**MATERIALS PROVIDED**.
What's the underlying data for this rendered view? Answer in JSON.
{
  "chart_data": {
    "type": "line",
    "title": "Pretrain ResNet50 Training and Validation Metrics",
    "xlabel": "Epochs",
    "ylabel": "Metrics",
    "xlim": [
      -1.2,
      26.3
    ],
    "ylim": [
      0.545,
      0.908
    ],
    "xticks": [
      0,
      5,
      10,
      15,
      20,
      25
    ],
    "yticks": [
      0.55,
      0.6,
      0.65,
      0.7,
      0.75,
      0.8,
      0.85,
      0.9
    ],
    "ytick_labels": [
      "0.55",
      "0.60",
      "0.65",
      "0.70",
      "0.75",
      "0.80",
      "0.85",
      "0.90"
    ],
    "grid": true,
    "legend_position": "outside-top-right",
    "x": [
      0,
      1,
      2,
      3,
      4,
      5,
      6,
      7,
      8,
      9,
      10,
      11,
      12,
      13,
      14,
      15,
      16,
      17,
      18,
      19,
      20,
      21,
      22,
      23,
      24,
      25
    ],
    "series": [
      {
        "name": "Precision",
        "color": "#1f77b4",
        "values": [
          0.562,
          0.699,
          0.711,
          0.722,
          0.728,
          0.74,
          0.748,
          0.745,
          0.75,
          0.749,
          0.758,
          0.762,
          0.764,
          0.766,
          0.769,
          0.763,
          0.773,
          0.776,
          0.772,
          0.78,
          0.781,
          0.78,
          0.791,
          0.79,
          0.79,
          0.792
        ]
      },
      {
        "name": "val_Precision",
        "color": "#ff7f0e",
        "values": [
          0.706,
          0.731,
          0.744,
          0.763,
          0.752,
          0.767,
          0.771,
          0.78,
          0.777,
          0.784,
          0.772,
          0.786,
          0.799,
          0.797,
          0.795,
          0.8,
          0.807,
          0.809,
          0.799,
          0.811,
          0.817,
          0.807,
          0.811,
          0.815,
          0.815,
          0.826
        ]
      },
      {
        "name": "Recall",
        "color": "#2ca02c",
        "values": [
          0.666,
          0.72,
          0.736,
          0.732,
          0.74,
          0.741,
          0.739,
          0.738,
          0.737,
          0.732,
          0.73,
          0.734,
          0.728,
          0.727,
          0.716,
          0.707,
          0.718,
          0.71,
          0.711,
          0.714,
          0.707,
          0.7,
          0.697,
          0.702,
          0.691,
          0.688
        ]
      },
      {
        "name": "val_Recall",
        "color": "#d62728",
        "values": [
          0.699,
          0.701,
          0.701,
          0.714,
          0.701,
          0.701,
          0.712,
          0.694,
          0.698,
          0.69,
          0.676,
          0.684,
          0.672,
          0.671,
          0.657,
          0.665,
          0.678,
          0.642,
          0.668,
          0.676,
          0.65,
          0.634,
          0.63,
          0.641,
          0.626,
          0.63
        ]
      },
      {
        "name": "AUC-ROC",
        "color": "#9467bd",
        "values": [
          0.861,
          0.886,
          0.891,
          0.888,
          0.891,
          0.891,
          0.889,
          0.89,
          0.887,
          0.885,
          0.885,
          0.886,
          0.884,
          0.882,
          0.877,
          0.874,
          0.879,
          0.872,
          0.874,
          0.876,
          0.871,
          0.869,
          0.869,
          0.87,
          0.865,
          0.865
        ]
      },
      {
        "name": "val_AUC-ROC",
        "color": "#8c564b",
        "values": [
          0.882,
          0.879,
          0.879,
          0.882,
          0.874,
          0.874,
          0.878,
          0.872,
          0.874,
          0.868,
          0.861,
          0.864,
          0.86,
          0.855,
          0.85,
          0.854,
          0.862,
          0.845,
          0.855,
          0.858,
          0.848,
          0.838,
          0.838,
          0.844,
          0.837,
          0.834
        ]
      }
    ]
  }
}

**WHAT YOU WILL DO**.
Select every line above that contains the word "Metrics", and copy it.

**SOLUTION BELOW**.
    "title": "Pretrain ResNet50 Training and Validation Metrics",
    "ylabel": "Metrics",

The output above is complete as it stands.